### What is expected
Using the records below, please work out how many lines contain "należy"; answer with the number alone.

### Provided records
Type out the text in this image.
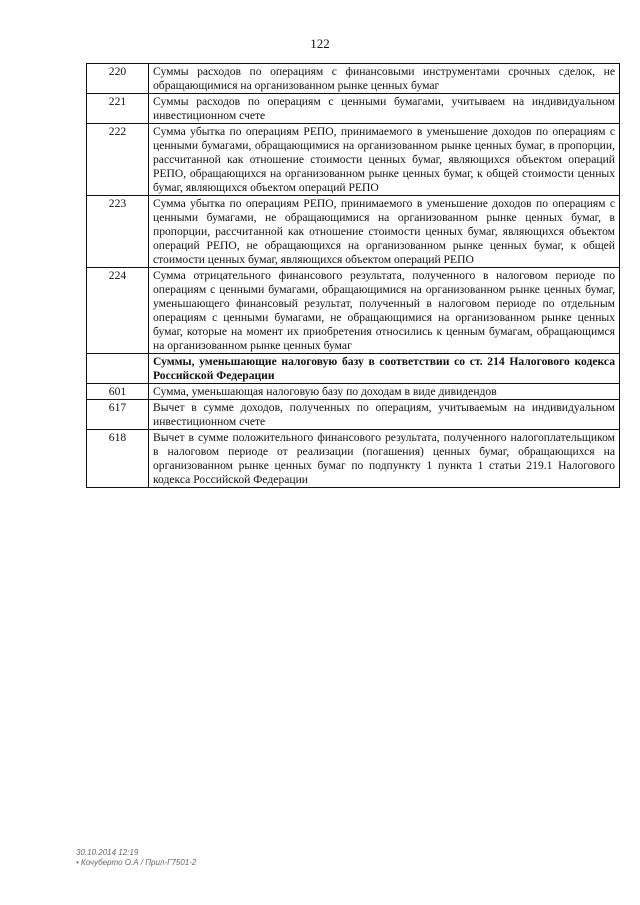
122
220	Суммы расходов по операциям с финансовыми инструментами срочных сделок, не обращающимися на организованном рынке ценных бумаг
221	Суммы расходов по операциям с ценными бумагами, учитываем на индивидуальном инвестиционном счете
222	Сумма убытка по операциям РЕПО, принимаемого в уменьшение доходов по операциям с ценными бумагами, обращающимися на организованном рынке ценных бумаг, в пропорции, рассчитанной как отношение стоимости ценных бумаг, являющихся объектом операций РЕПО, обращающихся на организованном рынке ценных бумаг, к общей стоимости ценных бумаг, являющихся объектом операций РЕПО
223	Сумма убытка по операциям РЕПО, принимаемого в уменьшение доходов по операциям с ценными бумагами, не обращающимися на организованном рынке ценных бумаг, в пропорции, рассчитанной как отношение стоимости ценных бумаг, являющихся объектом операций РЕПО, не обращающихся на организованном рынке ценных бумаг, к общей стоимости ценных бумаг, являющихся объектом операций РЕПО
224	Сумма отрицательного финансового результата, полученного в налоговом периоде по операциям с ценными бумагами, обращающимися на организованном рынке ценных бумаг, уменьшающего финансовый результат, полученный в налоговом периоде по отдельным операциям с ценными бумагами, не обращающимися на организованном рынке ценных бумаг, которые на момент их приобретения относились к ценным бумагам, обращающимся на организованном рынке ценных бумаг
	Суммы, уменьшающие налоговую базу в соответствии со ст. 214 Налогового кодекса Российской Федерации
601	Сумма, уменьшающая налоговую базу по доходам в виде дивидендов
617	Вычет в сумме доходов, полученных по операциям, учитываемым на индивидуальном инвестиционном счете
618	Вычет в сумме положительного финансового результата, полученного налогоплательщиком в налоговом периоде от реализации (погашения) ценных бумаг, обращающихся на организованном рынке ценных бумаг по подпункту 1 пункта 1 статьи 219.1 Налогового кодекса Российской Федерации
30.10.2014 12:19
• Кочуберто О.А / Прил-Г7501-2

---

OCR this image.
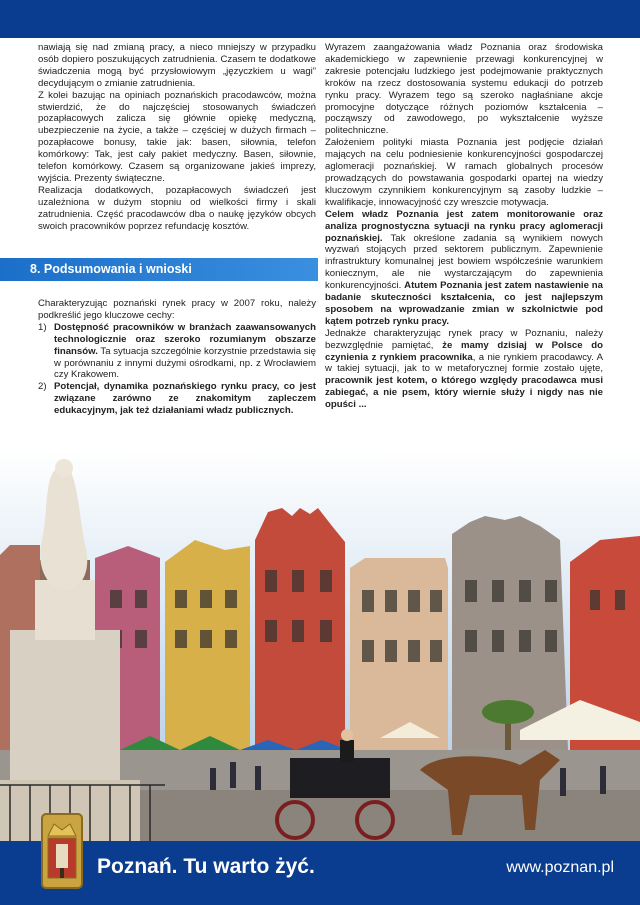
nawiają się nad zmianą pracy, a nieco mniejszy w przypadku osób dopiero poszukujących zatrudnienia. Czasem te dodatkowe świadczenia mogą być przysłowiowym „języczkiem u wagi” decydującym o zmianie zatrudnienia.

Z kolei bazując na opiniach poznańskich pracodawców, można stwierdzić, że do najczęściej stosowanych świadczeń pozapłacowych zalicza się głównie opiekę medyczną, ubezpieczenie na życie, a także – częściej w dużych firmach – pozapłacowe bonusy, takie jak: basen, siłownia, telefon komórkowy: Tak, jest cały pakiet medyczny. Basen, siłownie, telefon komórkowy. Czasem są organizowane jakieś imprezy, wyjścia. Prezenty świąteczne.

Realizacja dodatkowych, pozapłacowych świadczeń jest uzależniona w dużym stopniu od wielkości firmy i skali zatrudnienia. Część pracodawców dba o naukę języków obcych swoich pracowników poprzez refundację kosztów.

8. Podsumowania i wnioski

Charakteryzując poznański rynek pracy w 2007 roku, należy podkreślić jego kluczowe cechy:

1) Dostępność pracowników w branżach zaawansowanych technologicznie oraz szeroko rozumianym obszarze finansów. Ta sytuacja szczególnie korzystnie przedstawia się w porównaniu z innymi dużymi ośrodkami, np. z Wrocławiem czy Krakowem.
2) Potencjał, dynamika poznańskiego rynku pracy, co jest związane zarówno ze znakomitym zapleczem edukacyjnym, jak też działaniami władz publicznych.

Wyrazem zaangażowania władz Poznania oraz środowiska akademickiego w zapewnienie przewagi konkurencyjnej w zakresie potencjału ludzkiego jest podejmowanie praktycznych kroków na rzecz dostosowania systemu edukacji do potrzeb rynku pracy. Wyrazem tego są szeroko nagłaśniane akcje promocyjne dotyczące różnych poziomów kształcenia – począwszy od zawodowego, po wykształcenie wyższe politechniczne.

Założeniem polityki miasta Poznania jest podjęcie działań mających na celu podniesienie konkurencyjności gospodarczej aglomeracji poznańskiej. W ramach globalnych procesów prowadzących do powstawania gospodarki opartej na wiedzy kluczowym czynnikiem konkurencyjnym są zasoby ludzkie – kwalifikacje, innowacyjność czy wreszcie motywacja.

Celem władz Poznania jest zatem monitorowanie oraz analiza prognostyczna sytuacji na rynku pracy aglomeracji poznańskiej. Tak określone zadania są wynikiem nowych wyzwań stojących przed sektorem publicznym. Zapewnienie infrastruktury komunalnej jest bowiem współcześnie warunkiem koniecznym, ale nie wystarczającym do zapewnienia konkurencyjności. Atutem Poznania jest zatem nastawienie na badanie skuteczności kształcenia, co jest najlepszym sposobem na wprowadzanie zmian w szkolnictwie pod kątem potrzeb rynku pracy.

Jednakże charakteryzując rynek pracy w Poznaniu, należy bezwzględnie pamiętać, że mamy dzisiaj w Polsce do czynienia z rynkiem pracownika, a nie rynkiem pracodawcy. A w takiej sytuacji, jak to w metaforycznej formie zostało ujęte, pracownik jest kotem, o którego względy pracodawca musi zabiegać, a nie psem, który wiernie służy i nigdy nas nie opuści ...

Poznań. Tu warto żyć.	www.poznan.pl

---

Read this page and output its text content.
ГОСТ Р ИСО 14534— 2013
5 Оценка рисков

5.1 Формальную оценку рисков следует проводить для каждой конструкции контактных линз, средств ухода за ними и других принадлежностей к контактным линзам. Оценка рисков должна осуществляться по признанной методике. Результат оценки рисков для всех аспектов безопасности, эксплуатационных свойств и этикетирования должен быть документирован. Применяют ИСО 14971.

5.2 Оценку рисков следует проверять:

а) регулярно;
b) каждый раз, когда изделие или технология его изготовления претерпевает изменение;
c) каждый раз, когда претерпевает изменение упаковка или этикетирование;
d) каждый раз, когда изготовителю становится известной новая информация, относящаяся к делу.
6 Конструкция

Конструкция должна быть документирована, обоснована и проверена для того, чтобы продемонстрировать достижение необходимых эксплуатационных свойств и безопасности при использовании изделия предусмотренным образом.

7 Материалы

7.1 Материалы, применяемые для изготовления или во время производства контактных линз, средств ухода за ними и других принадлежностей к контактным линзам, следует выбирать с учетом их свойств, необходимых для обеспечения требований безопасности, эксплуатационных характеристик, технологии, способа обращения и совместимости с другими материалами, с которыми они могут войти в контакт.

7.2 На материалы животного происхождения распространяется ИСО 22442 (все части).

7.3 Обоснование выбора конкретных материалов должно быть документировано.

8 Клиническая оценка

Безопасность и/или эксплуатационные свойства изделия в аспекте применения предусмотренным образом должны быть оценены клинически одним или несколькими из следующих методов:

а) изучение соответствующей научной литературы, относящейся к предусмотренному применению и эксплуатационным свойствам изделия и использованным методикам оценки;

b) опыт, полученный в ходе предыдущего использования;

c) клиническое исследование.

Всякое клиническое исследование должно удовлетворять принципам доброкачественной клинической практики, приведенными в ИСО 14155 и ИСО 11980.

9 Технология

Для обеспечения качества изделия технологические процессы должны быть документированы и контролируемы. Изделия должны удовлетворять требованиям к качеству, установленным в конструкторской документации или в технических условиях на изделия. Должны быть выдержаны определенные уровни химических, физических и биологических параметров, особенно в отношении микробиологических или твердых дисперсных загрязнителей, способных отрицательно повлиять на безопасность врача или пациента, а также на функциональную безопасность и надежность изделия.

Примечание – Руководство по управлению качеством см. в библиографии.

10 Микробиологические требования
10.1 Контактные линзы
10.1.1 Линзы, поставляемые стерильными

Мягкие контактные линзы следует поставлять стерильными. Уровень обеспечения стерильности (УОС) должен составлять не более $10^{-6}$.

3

### Response
2